--- CHALLENGE ---
Quote all of the data exactly as given. Skip every picture it contains.

--- MATERIAL SUPPLIED ---

____________________

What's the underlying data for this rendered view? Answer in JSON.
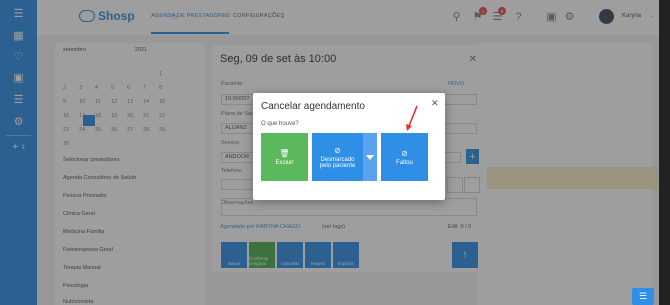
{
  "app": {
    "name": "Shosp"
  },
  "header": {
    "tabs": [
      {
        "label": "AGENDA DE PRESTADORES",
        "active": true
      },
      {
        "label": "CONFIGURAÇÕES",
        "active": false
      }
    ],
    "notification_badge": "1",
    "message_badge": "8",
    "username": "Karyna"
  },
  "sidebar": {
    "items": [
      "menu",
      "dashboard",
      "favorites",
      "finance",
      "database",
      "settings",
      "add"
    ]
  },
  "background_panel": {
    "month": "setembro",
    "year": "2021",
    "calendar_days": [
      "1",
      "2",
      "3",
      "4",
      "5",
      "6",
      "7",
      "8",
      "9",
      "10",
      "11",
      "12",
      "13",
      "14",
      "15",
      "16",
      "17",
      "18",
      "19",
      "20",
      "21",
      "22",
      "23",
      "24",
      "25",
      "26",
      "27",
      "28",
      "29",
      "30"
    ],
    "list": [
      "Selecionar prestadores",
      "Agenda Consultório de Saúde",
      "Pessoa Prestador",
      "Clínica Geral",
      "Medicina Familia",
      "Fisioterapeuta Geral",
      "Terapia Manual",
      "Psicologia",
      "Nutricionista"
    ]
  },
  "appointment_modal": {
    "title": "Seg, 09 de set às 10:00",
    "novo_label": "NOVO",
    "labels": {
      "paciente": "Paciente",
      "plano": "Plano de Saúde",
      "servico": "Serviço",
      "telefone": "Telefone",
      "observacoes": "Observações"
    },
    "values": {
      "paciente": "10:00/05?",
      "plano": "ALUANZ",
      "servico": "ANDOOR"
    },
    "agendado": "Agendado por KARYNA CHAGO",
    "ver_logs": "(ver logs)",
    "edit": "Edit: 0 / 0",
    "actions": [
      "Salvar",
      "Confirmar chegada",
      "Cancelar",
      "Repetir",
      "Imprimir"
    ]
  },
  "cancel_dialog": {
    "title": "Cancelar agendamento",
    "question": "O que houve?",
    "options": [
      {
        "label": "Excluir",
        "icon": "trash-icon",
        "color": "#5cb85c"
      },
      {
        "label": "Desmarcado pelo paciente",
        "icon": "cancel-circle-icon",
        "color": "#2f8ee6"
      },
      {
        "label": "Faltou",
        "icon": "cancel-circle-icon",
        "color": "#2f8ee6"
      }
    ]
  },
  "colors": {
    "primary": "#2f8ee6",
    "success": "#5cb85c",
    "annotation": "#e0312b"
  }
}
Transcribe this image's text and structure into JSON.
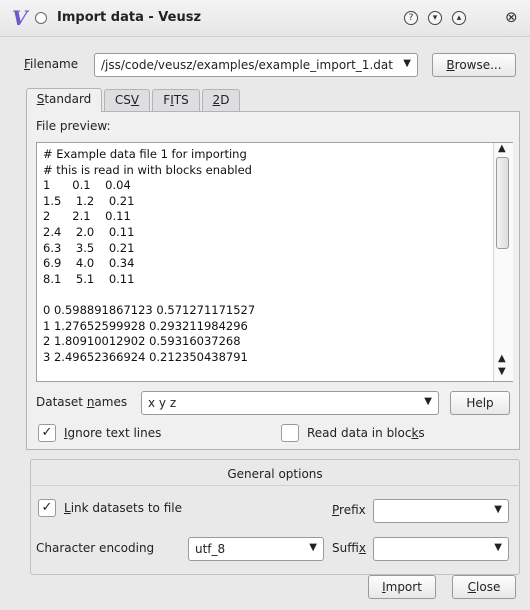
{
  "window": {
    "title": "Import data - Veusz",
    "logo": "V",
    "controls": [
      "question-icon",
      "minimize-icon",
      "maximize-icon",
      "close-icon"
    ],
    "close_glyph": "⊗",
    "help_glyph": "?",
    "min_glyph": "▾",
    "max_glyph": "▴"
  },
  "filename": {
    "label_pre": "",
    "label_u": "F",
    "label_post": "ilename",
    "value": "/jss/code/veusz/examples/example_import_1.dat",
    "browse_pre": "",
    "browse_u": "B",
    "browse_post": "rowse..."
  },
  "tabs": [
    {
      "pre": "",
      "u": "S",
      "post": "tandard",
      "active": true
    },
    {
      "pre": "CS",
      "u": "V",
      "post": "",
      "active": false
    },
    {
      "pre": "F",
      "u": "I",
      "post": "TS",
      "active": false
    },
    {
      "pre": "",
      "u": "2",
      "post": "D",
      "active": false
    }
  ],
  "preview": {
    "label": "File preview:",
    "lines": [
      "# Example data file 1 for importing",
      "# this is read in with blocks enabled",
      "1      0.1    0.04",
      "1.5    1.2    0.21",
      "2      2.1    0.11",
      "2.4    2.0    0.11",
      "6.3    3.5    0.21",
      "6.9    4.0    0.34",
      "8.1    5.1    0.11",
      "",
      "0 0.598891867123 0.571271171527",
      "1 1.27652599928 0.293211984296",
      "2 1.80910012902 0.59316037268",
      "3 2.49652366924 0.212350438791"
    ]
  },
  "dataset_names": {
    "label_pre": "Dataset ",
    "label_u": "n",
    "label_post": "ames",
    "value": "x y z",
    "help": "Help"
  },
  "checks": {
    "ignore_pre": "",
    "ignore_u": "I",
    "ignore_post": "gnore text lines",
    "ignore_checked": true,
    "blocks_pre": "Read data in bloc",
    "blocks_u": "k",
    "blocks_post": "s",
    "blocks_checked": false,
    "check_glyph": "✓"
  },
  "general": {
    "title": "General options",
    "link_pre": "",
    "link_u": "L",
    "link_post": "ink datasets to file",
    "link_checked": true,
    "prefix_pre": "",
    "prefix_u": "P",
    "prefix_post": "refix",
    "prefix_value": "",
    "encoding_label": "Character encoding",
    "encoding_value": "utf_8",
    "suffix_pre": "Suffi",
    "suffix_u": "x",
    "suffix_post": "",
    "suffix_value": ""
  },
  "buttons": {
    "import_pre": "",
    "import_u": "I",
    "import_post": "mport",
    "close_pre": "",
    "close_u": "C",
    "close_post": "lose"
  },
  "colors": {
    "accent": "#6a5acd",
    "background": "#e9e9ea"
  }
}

____________________

--- COMPLETED TASK ---
What's the underlying data for this rendered view? Answer in JSON.
{
  "app": {
    "name": "Shosp"
  },
  "header": {
    "tabs": [
      {
        "label": "AGENDA DE PRESTADORES",
        "active": true
      },
      {
        "label": "CONFIGURAÇÕES",
        "active": false
      }
    ],
    "notification_badge": "1",
    "message_badge": "8",
    "username": "Karyna"
  },
  "sidebar": {
    "items": [
      "menu",
      "dashboard",
      "favorites",
      "finance",
      "database",
      "settings",
      "add"
    ]
  },
  "background_panel": {
    "month": "setembro",
    "year": "2021",
    "calendar_days": [
      "1",
      "2",
      "3",
      "4",
      "5",
      "6",
      "7",
      "8",
      "9",
      "10",
      "11",
      "12",
      "13",
      "14",
      "15",
      "16",
      "17",
      "18",
      "19",
      "20",
      "21",
      "22",
      "23",
      "24",
      "25",
      "26",
      "27",
      "28",
      "29",
      "30"
    ],
    "list": [
      "Selecionar prestadores",
      "Agenda Consultório de Saúde",
      "Pessoa Prestador",
      "Clínica Geral",
      "Medicina Familia",
      "Fisioterapeuta Geral",
      "Terapia Manual",
      "Psicologia",
      "Nutricionista"
    ]
  },
  "appointment_modal": {
    "title": "Seg, 09 de set às 10:00",
    "novo_label": "NOVO",
    "labels": {
      "paciente": "Paciente",
      "plano": "Plano de Saúde",
      "servico": "Serviço",
      "telefone": "Telefone",
      "observacoes": "Observações"
    },
    "values": {
      "paciente": "10:00/05?",
      "plano": "ALUANZ",
      "servico": "ANDOOR"
    },
    "agendado": "Agendado por KARYNA CHAGO",
    "ver_logs": "(ver logs)",
    "edit": "Edit: 0 / 0",
    "actions": [
      "Salvar",
      "Confirmar chegada",
      "Cancelar",
      "Repetir",
      "Imprimir"
    ]
  },
  "cancel_dialog": {
    "title": "Cancelar agendamento",
    "question": "O que houve?",
    "options": [
      {
        "label": "Excluir",
        "icon": "trash-icon",
        "color": "#5cb85c"
      },
      {
        "label": "Desmarcado pelo paciente",
        "icon": "cancel-circle-icon",
        "color": "#2f8ee6"
      },
      {
        "label": "Faltou",
        "icon": "cancel-circle-icon",
        "color": "#2f8ee6"
      }
    ]
  },
  "colors": {
    "primary": "#2f8ee6",
    "success": "#5cb85c",
    "annotation": "#e0312b"
  }
}
Transcribe this image's text and structure into JSON.
{
  "window": {
    "title": "Import data - Veusz",
    "logo": "V",
    "controls": [
      "question-icon",
      "minimize-icon",
      "maximize-icon",
      "close-icon"
    ],
    "close_glyph": "⊗",
    "help_glyph": "?",
    "min_glyph": "▾",
    "max_glyph": "▴"
  },
  "filename": {
    "label_pre": "",
    "label_u": "F",
    "label_post": "ilename",
    "value": "/jss/code/veusz/examples/example_import_1.dat",
    "browse_pre": "",
    "browse_u": "B",
    "browse_post": "rowse..."
  },
  "tabs": [
    {
      "pre": "",
      "u": "S",
      "post": "tandard",
      "active": true
    },
    {
      "pre": "CS",
      "u": "V",
      "post": "",
      "active": false
    },
    {
      "pre": "F",
      "u": "I",
      "post": "TS",
      "active": false
    },
    {
      "pre": "",
      "u": "2",
      "post": "D",
      "active": false
    }
  ],
  "preview": {
    "label": "File preview:",
    "lines": [
      "# Example data file 1 for importing",
      "# this is read in with blocks enabled",
      "1      0.1    0.04",
      "1.5    1.2    0.21",
      "2      2.1    0.11",
      "2.4    2.0    0.11",
      "6.3    3.5    0.21",
      "6.9    4.0    0.34",
      "8.1    5.1    0.11",
      "",
      "0 0.598891867123 0.571271171527",
      "1 1.27652599928 0.293211984296",
      "2 1.80910012902 0.59316037268",
      "3 2.49652366924 0.212350438791"
    ]
  },
  "dataset_names": {
    "label_pre": "Dataset ",
    "label_u": "n",
    "label_post": "ames",
    "value": "x y z",
    "help": "Help"
  },
  "checks": {
    "ignore_pre": "",
    "ignore_u": "I",
    "ignore_post": "gnore text lines",
    "ignore_checked": true,
    "blocks_pre": "Read data in bloc",
    "blocks_u": "k",
    "blocks_post": "s",
    "blocks_checked": false,
    "check_glyph": "✓"
  },
  "general": {
    "title": "General options",
    "link_pre": "",
    "link_u": "L",
    "link_post": "ink datasets to file",
    "link_checked": true,
    "prefix_pre": "",
    "prefix_u": "P",
    "prefix_post": "refix",
    "prefix_value": "",
    "encoding_label": "Character encoding",
    "encoding_value": "utf_8",
    "suffix_pre": "Suffi",
    "suffix_u": "x",
    "suffix_post": "",
    "suffix_value": ""
  },
  "buttons": {
    "import_pre": "",
    "import_u": "I",
    "import_post": "mport",
    "close_pre": "",
    "close_u": "C",
    "close_post": "lose"
  },
  "colors": {
    "accent": "#6a5acd",
    "background": "#e9e9ea"
  }
}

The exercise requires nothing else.